_Task instructions_
Pictures aside, write out every record exactly as it appears.

_Records shown_

......

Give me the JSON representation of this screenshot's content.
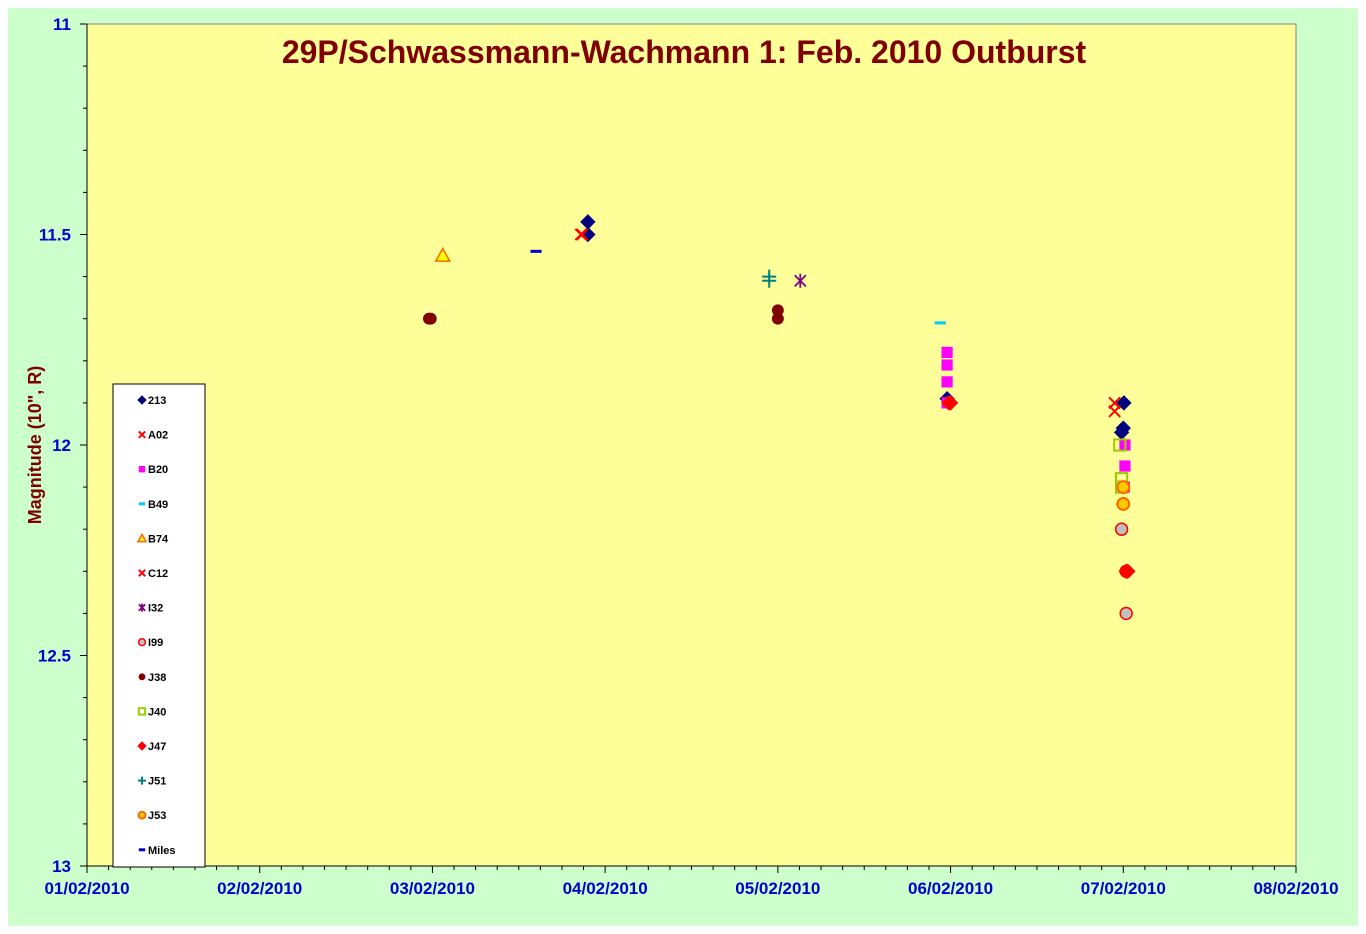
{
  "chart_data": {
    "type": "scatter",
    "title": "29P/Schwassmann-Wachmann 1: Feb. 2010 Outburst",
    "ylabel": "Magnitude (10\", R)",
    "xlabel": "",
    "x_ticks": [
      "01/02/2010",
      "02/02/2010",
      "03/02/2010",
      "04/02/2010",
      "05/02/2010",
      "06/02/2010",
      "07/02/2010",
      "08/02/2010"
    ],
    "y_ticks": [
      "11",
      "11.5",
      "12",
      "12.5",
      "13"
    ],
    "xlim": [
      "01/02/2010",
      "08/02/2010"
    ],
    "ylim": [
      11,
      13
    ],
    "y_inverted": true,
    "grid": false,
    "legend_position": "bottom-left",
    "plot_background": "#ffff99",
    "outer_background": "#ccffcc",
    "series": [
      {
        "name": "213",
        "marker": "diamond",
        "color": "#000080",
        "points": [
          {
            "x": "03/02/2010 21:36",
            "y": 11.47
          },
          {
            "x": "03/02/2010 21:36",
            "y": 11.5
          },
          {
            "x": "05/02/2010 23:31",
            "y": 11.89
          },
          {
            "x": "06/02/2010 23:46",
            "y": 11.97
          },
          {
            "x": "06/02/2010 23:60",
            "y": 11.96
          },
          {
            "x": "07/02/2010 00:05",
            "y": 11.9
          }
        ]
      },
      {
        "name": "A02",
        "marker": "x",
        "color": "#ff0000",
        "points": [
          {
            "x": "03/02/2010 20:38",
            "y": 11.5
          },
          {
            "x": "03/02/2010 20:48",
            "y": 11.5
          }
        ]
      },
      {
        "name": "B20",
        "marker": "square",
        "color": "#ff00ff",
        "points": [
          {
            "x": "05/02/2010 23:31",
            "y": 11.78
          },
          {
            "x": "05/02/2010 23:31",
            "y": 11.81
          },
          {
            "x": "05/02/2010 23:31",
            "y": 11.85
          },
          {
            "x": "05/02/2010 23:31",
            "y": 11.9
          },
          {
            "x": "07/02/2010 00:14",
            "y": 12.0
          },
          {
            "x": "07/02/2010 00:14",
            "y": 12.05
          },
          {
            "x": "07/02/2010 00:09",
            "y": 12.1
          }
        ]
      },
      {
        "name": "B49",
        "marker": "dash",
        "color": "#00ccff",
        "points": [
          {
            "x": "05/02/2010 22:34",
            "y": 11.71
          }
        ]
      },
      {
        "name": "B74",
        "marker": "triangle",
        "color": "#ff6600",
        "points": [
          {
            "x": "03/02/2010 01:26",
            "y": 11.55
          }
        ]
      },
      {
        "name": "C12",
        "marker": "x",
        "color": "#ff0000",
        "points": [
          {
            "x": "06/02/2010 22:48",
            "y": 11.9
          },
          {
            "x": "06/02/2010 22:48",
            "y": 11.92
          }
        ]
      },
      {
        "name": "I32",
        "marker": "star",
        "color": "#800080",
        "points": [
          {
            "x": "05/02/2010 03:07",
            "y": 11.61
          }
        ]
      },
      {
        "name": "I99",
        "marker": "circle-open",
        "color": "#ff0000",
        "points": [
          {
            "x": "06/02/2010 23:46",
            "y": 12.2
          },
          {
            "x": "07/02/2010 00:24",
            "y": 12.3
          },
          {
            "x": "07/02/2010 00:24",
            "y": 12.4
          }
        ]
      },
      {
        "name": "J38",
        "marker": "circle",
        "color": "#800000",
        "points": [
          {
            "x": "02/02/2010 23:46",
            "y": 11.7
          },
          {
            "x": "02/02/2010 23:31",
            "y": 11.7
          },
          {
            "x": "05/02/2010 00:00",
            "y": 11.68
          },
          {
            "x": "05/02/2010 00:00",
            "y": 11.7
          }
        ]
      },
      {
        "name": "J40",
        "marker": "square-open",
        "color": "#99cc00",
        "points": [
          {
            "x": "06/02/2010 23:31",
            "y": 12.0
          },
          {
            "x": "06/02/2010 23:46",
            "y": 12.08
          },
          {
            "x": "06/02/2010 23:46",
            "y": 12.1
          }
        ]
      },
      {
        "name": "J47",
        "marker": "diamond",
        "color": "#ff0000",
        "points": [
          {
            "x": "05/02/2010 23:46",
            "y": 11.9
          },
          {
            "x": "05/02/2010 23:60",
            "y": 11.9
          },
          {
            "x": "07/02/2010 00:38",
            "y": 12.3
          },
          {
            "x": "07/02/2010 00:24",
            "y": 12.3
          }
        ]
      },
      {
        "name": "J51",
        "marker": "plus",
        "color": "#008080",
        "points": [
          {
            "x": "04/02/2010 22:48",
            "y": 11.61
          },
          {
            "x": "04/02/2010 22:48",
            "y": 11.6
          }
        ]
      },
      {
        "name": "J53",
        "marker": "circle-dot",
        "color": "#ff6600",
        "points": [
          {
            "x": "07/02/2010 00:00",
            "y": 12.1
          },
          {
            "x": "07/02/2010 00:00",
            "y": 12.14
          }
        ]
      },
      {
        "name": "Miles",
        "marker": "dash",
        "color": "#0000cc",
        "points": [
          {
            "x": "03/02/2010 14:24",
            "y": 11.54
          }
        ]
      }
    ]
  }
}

......

_Result of the exercise_
Give me the JSON representation of this screenshot's content.
{
  "chart_data": {
    "type": "scatter",
    "title": "29P/Schwassmann-Wachmann 1: Feb. 2010 Outburst",
    "ylabel": "Magnitude (10\", R)",
    "xlabel": "",
    "x_ticks": [
      "01/02/2010",
      "02/02/2010",
      "03/02/2010",
      "04/02/2010",
      "05/02/2010",
      "06/02/2010",
      "07/02/2010",
      "08/02/2010"
    ],
    "y_ticks": [
      "11",
      "11.5",
      "12",
      "12.5",
      "13"
    ],
    "xlim": [
      "01/02/2010",
      "08/02/2010"
    ],
    "ylim": [
      11,
      13
    ],
    "y_inverted": true,
    "grid": false,
    "legend_position": "bottom-left",
    "plot_background": "#ffff99",
    "outer_background": "#ccffcc",
    "series": [
      {
        "name": "213",
        "marker": "diamond",
        "color": "#000080",
        "points": [
          {
            "x": "03/02/2010 21:36",
            "y": 11.47
          },
          {
            "x": "03/02/2010 21:36",
            "y": 11.5
          },
          {
            "x": "05/02/2010 23:31",
            "y": 11.89
          },
          {
            "x": "06/02/2010 23:46",
            "y": 11.97
          },
          {
            "x": "06/02/2010 23:60",
            "y": 11.96
          },
          {
            "x": "07/02/2010 00:05",
            "y": 11.9
          }
        ]
      },
      {
        "name": "A02",
        "marker": "x",
        "color": "#ff0000",
        "points": [
          {
            "x": "03/02/2010 20:38",
            "y": 11.5
          },
          {
            "x": "03/02/2010 20:48",
            "y": 11.5
          }
        ]
      },
      {
        "name": "B20",
        "marker": "square",
        "color": "#ff00ff",
        "points": [
          {
            "x": "05/02/2010 23:31",
            "y": 11.78
          },
          {
            "x": "05/02/2010 23:31",
            "y": 11.81
          },
          {
            "x": "05/02/2010 23:31",
            "y": 11.85
          },
          {
            "x": "05/02/2010 23:31",
            "y": 11.9
          },
          {
            "x": "07/02/2010 00:14",
            "y": 12.0
          },
          {
            "x": "07/02/2010 00:14",
            "y": 12.05
          },
          {
            "x": "07/02/2010 00:09",
            "y": 12.1
          }
        ]
      },
      {
        "name": "B49",
        "marker": "dash",
        "color": "#00ccff",
        "points": [
          {
            "x": "05/02/2010 22:34",
            "y": 11.71
          }
        ]
      },
      {
        "name": "B74",
        "marker": "triangle",
        "color": "#ff6600",
        "points": [
          {
            "x": "03/02/2010 01:26",
            "y": 11.55
          }
        ]
      },
      {
        "name": "C12",
        "marker": "x",
        "color": "#ff0000",
        "points": [
          {
            "x": "06/02/2010 22:48",
            "y": 11.9
          },
          {
            "x": "06/02/2010 22:48",
            "y": 11.92
          }
        ]
      },
      {
        "name": "I32",
        "marker": "star",
        "color": "#800080",
        "points": [
          {
            "x": "05/02/2010 03:07",
            "y": 11.61
          }
        ]
      },
      {
        "name": "I99",
        "marker": "circle-open",
        "color": "#ff0000",
        "points": [
          {
            "x": "06/02/2010 23:46",
            "y": 12.2
          },
          {
            "x": "07/02/2010 00:24",
            "y": 12.3
          },
          {
            "x": "07/02/2010 00:24",
            "y": 12.4
          }
        ]
      },
      {
        "name": "J38",
        "marker": "circle",
        "color": "#800000",
        "points": [
          {
            "x": "02/02/2010 23:46",
            "y": 11.7
          },
          {
            "x": "02/02/2010 23:31",
            "y": 11.7
          },
          {
            "x": "05/02/2010 00:00",
            "y": 11.68
          },
          {
            "x": "05/02/2010 00:00",
            "y": 11.7
          }
        ]
      },
      {
        "name": "J40",
        "marker": "square-open",
        "color": "#99cc00",
        "points": [
          {
            "x": "06/02/2010 23:31",
            "y": 12.0
          },
          {
            "x": "06/02/2010 23:46",
            "y": 12.08
          },
          {
            "x": "06/02/2010 23:46",
            "y": 12.1
          }
        ]
      },
      {
        "name": "J47",
        "marker": "diamond",
        "color": "#ff0000",
        "points": [
          {
            "x": "05/02/2010 23:46",
            "y": 11.9
          },
          {
            "x": "05/02/2010 23:60",
            "y": 11.9
          },
          {
            "x": "07/02/2010 00:38",
            "y": 12.3
          },
          {
            "x": "07/02/2010 00:24",
            "y": 12.3
          }
        ]
      },
      {
        "name": "J51",
        "marker": "plus",
        "color": "#008080",
        "points": [
          {
            "x": "04/02/2010 22:48",
            "y": 11.61
          },
          {
            "x": "04/02/2010 22:48",
            "y": 11.6
          }
        ]
      },
      {
        "name": "J53",
        "marker": "circle-dot",
        "color": "#ff6600",
        "points": [
          {
            "x": "07/02/2010 00:00",
            "y": 12.1
          },
          {
            "x": "07/02/2010 00:00",
            "y": 12.14
          }
        ]
      },
      {
        "name": "Miles",
        "marker": "dash",
        "color": "#0000cc",
        "points": [
          {
            "x": "03/02/2010 14:24",
            "y": 11.54
          }
        ]
      }
    ]
  }
}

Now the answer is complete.